REQUEST A:
Reproduce the part of the auction post from "The whimsical Phillips" to "materials and resources.".
REQUEST B:
According to the auction post, how would the money from the sale of Lot #1 help classrooms?

SOURCE EXCERPT:
>> begin

Portrait 5 Stephen(s), 2010 Lot #1

Stephen(s)
Portrait 5, Stephen(s), 2010

The whimsical Phillips de Pury & Company website is, as I’ve noted in the past, a remedy to prim auction house hem-haw. And I am pleased that Lot #1 of their Under the Influence auction of March 8, went for a full quarter of  it’s estimated $100, 000 to hammer at $26,000 — the full proceeds of which, will benefit DonorsChoose.org, which sends dollars to classrooms with projects in need of materials and resources.

It is much the credit of PdP that they take on nonsense and give full fluff to the requisite irony.

>> end

DATA SHOWN:
>> begin

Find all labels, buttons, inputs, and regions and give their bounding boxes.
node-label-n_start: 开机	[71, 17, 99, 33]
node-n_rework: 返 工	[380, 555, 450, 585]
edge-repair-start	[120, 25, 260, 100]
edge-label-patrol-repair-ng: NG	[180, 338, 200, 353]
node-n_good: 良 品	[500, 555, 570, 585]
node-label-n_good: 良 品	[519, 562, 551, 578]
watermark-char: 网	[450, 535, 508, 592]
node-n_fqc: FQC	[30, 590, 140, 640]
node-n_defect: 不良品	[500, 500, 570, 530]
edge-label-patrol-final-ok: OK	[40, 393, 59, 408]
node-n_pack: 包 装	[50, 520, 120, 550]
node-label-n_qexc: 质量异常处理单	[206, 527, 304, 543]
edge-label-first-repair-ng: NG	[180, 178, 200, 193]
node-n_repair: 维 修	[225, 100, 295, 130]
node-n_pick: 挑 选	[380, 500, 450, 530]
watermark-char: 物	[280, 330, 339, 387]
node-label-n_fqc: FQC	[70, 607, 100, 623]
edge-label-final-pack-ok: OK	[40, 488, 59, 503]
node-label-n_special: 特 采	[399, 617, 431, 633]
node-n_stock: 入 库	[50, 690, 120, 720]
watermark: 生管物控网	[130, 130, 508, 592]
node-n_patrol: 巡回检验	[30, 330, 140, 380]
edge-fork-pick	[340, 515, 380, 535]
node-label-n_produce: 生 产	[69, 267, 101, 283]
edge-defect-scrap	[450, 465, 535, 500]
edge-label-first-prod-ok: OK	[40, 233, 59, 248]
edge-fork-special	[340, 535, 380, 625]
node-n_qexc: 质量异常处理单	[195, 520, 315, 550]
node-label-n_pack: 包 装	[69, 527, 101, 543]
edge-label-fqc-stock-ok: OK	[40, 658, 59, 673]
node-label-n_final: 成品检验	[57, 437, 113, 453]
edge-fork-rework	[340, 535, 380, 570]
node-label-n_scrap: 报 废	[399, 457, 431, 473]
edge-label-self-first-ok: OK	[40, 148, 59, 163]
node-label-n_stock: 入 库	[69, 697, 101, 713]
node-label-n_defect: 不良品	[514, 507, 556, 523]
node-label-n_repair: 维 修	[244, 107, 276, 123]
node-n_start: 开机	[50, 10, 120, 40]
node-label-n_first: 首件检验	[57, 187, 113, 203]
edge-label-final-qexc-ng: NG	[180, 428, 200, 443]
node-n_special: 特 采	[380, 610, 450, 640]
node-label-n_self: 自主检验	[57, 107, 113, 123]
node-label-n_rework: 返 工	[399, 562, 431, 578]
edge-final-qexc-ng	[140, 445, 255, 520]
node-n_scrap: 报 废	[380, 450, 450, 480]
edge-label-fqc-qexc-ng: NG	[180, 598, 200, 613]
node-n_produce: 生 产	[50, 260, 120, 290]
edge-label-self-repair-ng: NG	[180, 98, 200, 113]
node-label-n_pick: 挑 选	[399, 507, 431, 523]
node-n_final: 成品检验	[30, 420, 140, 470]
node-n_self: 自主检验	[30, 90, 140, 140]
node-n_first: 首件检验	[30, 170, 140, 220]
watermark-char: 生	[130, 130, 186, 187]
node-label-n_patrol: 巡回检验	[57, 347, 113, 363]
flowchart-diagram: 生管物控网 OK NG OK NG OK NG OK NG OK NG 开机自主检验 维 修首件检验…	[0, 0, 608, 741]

>> end

RESPONSE A:
The whimsical Phillips de Pury & Company website is, as I’ve noted in the past, a remedy to prim auction house hem-haw. And I am pleased that Lot #1 of their Under the Influence auction of March 8, went for a full quarter of  it’s estimated $100, 000 to hammer at $26,000 — the full proceeds of which, will benefit DonorsChoose.org, which sends dollars to classrooms with projects in need of materials and resources.

RESPONSE B:
The full proceeds of the $26,000 sale go to DonorsChoose.org. That organization sends dollars to classrooms with projects in need of materials and resources.